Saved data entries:
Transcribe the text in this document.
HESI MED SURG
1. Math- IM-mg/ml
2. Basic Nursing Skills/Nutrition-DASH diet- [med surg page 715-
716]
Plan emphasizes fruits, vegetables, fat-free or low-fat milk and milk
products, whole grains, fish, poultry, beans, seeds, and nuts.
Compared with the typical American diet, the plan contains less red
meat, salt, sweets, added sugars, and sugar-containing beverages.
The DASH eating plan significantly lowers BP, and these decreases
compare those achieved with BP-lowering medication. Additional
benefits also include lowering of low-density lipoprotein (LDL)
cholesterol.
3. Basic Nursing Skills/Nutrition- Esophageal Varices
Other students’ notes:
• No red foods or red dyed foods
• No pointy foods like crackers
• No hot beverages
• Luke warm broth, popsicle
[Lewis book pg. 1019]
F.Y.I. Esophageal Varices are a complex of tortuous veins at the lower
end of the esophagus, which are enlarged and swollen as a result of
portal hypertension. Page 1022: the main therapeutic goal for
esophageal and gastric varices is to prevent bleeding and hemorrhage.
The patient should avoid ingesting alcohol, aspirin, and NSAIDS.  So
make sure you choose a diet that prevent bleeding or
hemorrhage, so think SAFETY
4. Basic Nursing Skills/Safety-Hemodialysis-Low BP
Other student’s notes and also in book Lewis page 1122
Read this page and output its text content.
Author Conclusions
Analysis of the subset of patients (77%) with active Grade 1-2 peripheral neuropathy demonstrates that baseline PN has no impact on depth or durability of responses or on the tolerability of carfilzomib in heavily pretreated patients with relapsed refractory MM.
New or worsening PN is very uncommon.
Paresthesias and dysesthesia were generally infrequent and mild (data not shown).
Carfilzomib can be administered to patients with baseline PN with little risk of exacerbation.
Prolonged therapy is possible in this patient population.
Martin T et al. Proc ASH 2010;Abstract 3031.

§ **WHAT THE EXERCISE ASKS**
Where a line of the records has the string "diet", return that line.

§ **COMPLETED EXERCISE**
2. Basic Nursing Skills/Nutrition-DASH diet- [med surg page 715-
Compared with the typical American diet, the plan contains less red
make sure you choose a diet that prevent bleeding or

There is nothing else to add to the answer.